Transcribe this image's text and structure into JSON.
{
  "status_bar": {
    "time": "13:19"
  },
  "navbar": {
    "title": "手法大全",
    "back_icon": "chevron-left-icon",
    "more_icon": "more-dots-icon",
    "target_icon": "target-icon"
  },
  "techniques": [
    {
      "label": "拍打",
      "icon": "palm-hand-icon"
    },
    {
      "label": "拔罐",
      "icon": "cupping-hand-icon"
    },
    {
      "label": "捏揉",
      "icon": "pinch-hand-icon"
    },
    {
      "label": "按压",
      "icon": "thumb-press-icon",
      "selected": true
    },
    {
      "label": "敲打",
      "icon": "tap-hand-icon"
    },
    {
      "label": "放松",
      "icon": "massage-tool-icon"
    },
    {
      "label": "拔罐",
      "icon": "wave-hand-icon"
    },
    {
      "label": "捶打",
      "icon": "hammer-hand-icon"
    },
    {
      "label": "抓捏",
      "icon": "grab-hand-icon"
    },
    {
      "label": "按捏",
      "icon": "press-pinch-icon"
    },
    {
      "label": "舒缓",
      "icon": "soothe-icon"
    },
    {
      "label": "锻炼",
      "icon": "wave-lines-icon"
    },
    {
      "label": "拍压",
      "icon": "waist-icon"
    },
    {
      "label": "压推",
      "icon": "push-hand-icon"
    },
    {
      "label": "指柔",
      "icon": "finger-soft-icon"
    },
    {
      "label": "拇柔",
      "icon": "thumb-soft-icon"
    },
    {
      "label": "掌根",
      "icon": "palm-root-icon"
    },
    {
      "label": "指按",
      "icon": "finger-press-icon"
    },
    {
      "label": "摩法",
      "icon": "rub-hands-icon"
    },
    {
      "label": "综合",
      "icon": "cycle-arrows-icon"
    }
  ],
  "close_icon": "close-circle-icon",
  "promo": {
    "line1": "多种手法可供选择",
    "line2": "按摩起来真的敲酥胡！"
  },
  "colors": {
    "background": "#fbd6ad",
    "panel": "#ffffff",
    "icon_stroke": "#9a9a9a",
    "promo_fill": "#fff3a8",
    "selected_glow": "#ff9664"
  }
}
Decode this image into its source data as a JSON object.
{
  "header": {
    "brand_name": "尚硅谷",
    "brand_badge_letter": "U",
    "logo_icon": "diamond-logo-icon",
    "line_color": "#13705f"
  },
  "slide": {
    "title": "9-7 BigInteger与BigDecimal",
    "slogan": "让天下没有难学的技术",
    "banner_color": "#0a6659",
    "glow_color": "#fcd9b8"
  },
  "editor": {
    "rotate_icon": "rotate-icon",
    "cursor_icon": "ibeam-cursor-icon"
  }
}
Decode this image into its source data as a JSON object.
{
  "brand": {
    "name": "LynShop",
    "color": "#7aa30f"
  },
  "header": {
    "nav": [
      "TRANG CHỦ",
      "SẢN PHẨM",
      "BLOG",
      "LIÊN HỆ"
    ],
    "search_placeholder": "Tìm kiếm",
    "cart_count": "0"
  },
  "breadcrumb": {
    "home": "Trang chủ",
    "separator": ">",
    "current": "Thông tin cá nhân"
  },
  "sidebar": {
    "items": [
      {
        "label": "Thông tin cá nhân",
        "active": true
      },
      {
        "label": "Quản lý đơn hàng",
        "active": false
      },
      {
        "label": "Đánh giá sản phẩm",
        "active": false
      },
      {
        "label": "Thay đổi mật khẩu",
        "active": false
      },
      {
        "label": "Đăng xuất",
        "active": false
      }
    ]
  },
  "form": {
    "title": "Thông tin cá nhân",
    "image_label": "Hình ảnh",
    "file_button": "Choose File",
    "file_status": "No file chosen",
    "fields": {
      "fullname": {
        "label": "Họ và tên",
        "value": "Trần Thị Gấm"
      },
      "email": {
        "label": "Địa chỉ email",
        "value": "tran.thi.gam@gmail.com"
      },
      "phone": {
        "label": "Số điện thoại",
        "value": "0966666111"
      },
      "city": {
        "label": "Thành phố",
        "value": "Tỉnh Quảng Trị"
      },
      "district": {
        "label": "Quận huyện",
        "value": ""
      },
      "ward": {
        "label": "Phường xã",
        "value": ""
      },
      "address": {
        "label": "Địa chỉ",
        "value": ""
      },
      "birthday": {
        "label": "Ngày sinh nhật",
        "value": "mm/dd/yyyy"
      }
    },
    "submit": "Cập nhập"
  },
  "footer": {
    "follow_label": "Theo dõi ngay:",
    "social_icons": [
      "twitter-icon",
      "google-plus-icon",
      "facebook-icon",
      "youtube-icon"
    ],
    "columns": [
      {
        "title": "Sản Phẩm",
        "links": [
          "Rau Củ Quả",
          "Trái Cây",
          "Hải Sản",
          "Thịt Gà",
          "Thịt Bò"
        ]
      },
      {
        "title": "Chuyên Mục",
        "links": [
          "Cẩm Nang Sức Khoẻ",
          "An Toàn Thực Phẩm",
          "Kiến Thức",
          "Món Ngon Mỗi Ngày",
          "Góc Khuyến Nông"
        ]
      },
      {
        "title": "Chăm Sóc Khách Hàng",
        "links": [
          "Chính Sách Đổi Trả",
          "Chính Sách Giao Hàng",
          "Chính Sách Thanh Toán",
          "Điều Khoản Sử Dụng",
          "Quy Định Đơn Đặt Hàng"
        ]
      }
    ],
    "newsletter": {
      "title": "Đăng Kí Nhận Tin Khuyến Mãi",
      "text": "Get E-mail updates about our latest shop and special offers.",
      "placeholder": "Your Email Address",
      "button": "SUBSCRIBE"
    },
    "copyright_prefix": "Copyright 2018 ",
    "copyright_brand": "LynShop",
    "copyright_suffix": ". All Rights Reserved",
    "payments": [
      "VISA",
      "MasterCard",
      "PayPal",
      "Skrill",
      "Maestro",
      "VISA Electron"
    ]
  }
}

=-=-=

TASK BRIEF: Take the records above and return them exactly as written.

SOLUTION TO THE PROBLEM:
Transcribe this image's text and structure into JSON.
{
  "status_bar": {
    "time": "13:19"
  },
  "navbar": {
    "title": "手法大全",
    "back_icon": "chevron-left-icon",
    "more_icon": "more-dots-icon",
    "target_icon": "target-icon"
  },
  "techniques": [
    {
      "label": "拍打",
      "icon": "palm-hand-icon"
    },
    {
      "label": "拔罐",
      "icon": "cupping-hand-icon"
    },
    {
      "label": "捏揉",
      "icon": "pinch-hand-icon"
    },
    {
      "label": "按压",
      "icon": "thumb-press-icon",
      "selected": true
    },
    {
      "label": "敲打",
      "icon": "tap-hand-icon"
    },
    {
      "label": "放松",
      "icon": "massage-tool-icon"
    },
    {
      "label": "拔罐",
      "icon": "wave-hand-icon"
    },
    {
      "label": "捶打",
      "icon": "hammer-hand-icon"
    },
    {
      "label": "抓捏",
      "icon": "grab-hand-icon"
    },
    {
      "label": "按捏",
      "icon": "press-pinch-icon"
    },
    {
      "label": "舒缓",
      "icon": "soothe-icon"
    },
    {
      "label": "锻炼",
      "icon": "wave-lines-icon"
    },
    {
      "label": "拍压",
      "icon": "waist-icon"
    },
    {
      "label": "压推",
      "icon": "push-hand-icon"
    },
    {
      "label": "指柔",
      "icon": "finger-soft-icon"
    },
    {
      "label": "拇柔",
      "icon": "thumb-soft-icon"
    },
    {
      "label": "掌根",
      "icon": "palm-root-icon"
    },
    {
      "label": "指按",
      "icon": "finger-press-icon"
    },
    {
      "label": "摩法",
      "icon": "rub-hands-icon"
    },
    {
      "label": "综合",
      "icon": "cycle-arrows-icon"
    }
  ],
  "close_icon": "close-circle-icon",
  "promo": {
    "line1": "多种手法可供选择",
    "line2": "按摩起来真的敲酥胡！"
  },
  "colors": {
    "background": "#fbd6ad",
    "panel": "#ffffff",
    "icon_stroke": "#9a9a9a",
    "promo_fill": "#fff3a8",
    "selected_glow": "#ff9664"
  }
}
Decode this image into its source data as a JSON object.
{
  "header": {
    "brand_name": "尚硅谷",
    "brand_badge_letter": "U",
    "logo_icon": "diamond-logo-icon",
    "line_color": "#13705f"
  },
  "slide": {
    "title": "9-7 BigInteger与BigDecimal",
    "slogan": "让天下没有难学的技术",
    "banner_color": "#0a6659",
    "glow_color": "#fcd9b8"
  },
  "editor": {
    "rotate_icon": "rotate-icon",
    "cursor_icon": "ibeam-cursor-icon"
  }
}
Decode this image into its source data as a JSON object.
{
  "brand": {
    "name": "LynShop",
    "color": "#7aa30f"
  },
  "header": {
    "nav": [
      "TRANG CHỦ",
      "SẢN PHẨM",
      "BLOG",
      "LIÊN HỆ"
    ],
    "search_placeholder": "Tìm kiếm",
    "cart_count": "0"
  },
  "breadcrumb": {
    "home": "Trang chủ",
    "separator": ">",
    "current": "Thông tin cá nhân"
  },
  "sidebar": {
    "items": [
      {
        "label": "Thông tin cá nhân",
        "active": true
      },
      {
        "label": "Quản lý đơn hàng",
        "active": false
      },
      {
        "label": "Đánh giá sản phẩm",
        "active": false
      },
      {
        "label": "Thay đổi mật khẩu",
        "active": false
      },
      {
        "label": "Đăng xuất",
        "active": false
      }
    ]
  },
  "form": {
    "title": "Thông tin cá nhân",
    "image_label": "Hình ảnh",
    "file_button": "Choose File",
    "file_status": "No file chosen",
    "fields": {
      "fullname": {
        "label": "Họ và tên",
        "value": "Trần Thị Gấm"
      },
      "email": {
        "label": "Địa chỉ email",
        "value": "tran.thi.gam@gmail.com"
      },
      "phone": {
        "label": "Số điện thoại",
        "value": "0966666111"
      },
      "city": {
        "label": "Thành phố",
        "value": "Tỉnh Quảng Trị"
      },
      "district": {
        "label": "Quận huyện",
        "value": ""
      },
      "ward": {
        "label": "Phường xã",
        "value": ""
      },
      "address": {
        "label": "Địa chỉ",
        "value": ""
      },
      "birthday": {
        "label": "Ngày sinh nhật",
        "value": "mm/dd/yyyy"
      }
    },
    "submit": "Cập nhập"
  },
  "footer": {
    "follow_label": "Theo dõi ngay:",
    "social_icons": [
      "twitter-icon",
      "google-plus-icon",
      "facebook-icon",
      "youtube-icon"
    ],
    "columns": [
      {
        "title": "Sản Phẩm",
        "links": [
          "Rau Củ Quả",
          "Trái Cây",
          "Hải Sản",
          "Thịt Gà",
          "Thịt Bò"
        ]
      },
      {
        "title": "Chuyên Mục",
        "links": [
          "Cẩm Nang Sức Khoẻ",
          "An Toàn Thực Phẩm",
          "Kiến Thức",
          "Món Ngon Mỗi Ngày",
          "Góc Khuyến Nông"
        ]
      },
      {
        "title": "Chăm Sóc Khách Hàng",
        "links": [
          "Chính Sách Đổi Trả",
          "Chính Sách Giao Hàng",
          "Chính Sách Thanh Toán",
          "Điều Khoản Sử Dụng",
          "Quy Định Đơn Đặt Hàng"
        ]
      }
    ],
    "newsletter": {
      "title": "Đăng Kí Nhận Tin Khuyến Mãi",
      "text": "Get E-mail updates about our latest shop and special offers.",
      "placeholder": "Your Email Address",
      "button": "SUBSCRIBE"
    },
    "copyright_prefix": "Copyright 2018 ",
    "copyright_brand": "LynShop",
    "copyright_suffix": ". All Rights Reserved",
    "payments": [
      "VISA",
      "MasterCard",
      "PayPal",
      "Skrill",
      "Maestro",
      "VISA Electron"
    ]
  }
}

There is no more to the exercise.